(Dataset items)
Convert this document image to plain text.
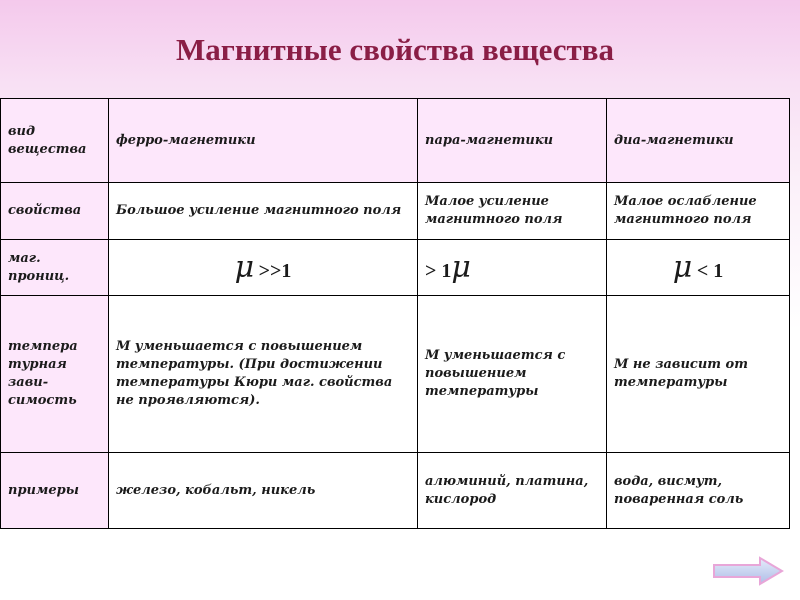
Магнитные свойства вещества
вид вещества	ферро-магнетики	пара-магнетики	диа-магнетики
свойства	Большое усиление магнитного поля	Малое усиление магнитного поля	Малое ослабление магнитного поля
маг. прониц.	μ >>1	> 1μ	μ < 1
темпера турная зави- симость	М уменьшается с повышением температуры. (При достижении температуры Кюри маг. свойства не проявляются).	М уменьшается с повышением температуры	М не зависит от температуры
примеры	железо, кобальт, никель	алюминий, платина, кислород	вода, висмут, поваренная соль
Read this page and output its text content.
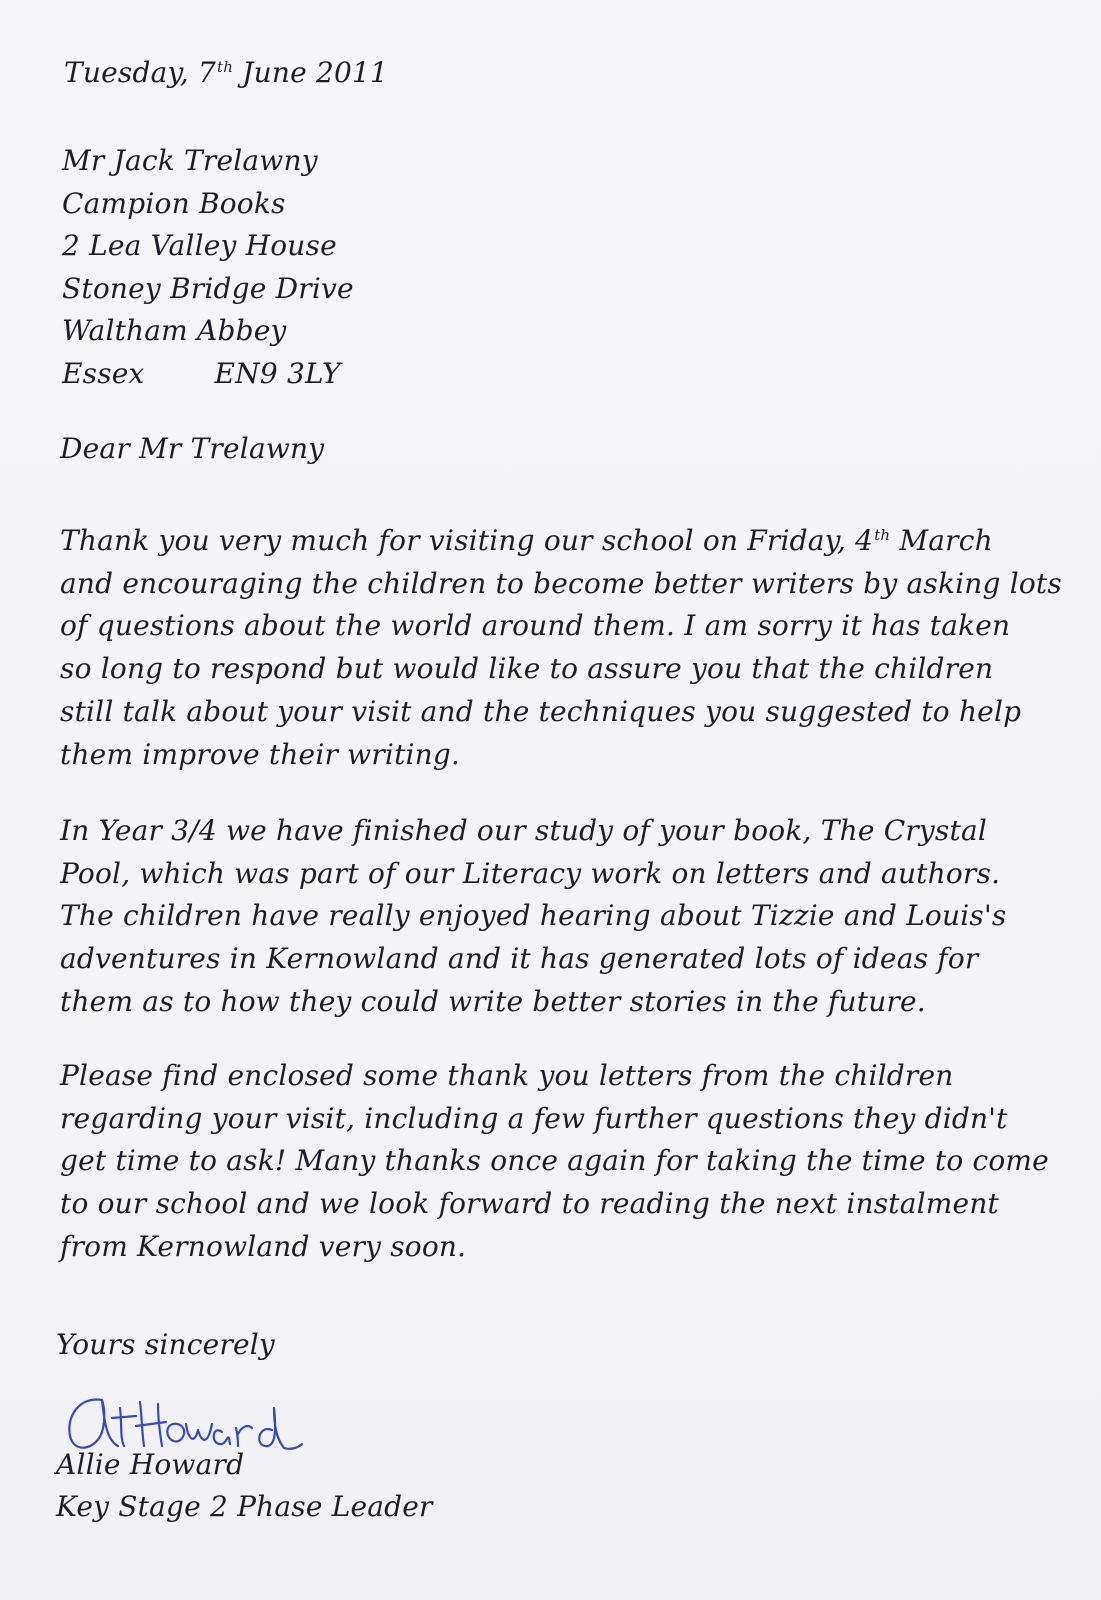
Tuesday, 7th June 2011
Mr Jack Trelawny
Campion Books
2 Lea Valley House
Stoney Bridge Drive
Waltham Abbey
Essex	EN9 3LY
Dear Mr Trelawny
Thank you very much for visiting our school on Friday, 4th March
and encouraging the children to become better writers by asking lots
of questions about the world around them. I am sorry it has taken
so long to respond but would like to assure you that the children
still talk about your visit and the techniques you suggested to help
them improve their writing.
In Year 3/4 we have finished our study of your book, The Crystal
Pool, which was part of our Literacy work on letters and authors.
The children have really enjoyed hearing about Tizzie and Louis's
adventures in Kernowland and it has generated lots of ideas for
them as to how they could write better stories in the future.
Please find enclosed some thank you letters from the children
regarding your visit, including a few further questions they didn't
get time to ask! Many thanks once again for taking the time to come
to our school and we look forward to reading the next instalment
from Kernowland very soon.
Yours sincerely
Allie Howard
Key Stage 2 Phase Leader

* **Instructions to follow**
Select, from the listing, all lines that include the word "letters".

* **Written solution**
Pool, which was part of our Literacy work on letters and authors.
Please find enclosed some thank you letters from the children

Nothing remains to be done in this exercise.